GIVEN EXERCISE:
Please reproduce the passage on the private border wall word for word, from "Kolfage told DailyMail.com" up to and including "donations,' he said.".

Kolfage told DailyMail.com that this build has been approved by Trump and the Department of Homeland Security (DHS).

'We're talking with DHS and trying to get permission to build inside the Roosevelt Easement, and if that works out, we could build the entire wall from New Mexico to California with private donations,' he said.

Kolfage said Kobach is handling all discussions with DHS. Below you can see the view from the Mexican side of the border, and just how close and open it is. The wall went up and it went up fast. The organization says the wall they are using is similar in design to what the government is using but it is better quality and will last longer; but they can do cheaper. The group has no plans to bid on any government contracts for construction, and prefers to stay private using private funds to supplement Donald Trump's plan.

Workers build a border fence in a private property located in the limits of the US States of Texas and New Mexico taken from Ciudad Juarez, Chihuahua state, Mexico on May 26, 2019. (Photo by HERIKA MARTÍNEZ / AFP) (Photo credit should read HERIKA MARTINEZ/AFP/Getty Images)

Spatial annotation records:
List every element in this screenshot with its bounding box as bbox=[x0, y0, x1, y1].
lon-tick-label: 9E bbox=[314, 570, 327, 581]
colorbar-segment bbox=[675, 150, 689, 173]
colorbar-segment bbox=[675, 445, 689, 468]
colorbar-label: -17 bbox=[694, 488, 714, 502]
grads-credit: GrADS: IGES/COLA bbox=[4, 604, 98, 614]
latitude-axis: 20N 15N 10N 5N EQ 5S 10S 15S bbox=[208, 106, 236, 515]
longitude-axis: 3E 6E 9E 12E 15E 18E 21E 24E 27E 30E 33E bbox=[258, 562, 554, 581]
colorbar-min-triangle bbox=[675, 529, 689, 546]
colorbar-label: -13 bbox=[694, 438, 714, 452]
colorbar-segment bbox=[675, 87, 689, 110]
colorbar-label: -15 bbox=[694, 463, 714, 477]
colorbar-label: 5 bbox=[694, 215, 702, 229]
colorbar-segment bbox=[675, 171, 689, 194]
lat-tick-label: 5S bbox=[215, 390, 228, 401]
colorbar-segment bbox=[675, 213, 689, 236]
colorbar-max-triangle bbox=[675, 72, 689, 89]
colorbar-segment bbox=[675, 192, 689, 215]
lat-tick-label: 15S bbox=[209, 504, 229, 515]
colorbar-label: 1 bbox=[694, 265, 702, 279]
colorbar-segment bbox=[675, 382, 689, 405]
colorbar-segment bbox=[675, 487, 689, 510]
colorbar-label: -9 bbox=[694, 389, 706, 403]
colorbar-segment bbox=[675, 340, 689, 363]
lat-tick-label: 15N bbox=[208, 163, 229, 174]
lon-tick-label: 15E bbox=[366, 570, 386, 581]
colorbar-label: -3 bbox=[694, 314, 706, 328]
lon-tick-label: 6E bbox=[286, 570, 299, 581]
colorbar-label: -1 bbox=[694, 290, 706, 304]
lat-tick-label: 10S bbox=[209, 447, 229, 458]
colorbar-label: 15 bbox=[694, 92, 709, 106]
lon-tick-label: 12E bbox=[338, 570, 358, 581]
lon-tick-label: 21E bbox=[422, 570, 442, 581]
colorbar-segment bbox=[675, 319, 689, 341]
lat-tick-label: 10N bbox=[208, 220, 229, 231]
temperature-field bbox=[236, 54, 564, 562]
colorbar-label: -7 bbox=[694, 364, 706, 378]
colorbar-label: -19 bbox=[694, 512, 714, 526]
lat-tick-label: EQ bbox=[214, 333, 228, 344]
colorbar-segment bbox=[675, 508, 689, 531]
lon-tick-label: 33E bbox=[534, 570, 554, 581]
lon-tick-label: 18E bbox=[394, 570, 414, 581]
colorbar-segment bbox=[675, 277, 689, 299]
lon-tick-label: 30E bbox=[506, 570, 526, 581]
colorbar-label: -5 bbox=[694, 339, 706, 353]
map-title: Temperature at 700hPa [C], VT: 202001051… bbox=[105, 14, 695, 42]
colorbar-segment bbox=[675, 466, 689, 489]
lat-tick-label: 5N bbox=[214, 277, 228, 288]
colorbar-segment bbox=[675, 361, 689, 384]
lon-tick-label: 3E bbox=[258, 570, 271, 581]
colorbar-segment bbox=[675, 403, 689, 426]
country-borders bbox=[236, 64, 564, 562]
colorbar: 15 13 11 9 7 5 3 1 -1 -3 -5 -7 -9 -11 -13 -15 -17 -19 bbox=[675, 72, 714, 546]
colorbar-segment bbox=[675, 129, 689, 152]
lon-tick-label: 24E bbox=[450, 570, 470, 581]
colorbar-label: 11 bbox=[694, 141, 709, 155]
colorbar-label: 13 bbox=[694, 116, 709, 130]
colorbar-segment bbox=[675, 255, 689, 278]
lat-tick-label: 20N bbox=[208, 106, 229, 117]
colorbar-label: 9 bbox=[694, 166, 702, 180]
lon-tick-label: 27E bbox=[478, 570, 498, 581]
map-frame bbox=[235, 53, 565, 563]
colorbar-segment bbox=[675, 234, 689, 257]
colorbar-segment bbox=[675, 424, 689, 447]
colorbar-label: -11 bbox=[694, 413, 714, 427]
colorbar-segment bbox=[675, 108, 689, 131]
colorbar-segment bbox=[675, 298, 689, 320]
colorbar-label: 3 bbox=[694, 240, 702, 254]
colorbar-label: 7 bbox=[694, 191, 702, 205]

RESULT FOR THIS EXERCISE:
Kolfage told DailyMail.com that this build has been approved by Trump and the Department of Homeland Security (DHS).

'We're talking with DHS and trying to get permission to build inside the Roosevelt Easement, and if that works out, we could build the entire wall from New Mexico to California with private donations,' he said.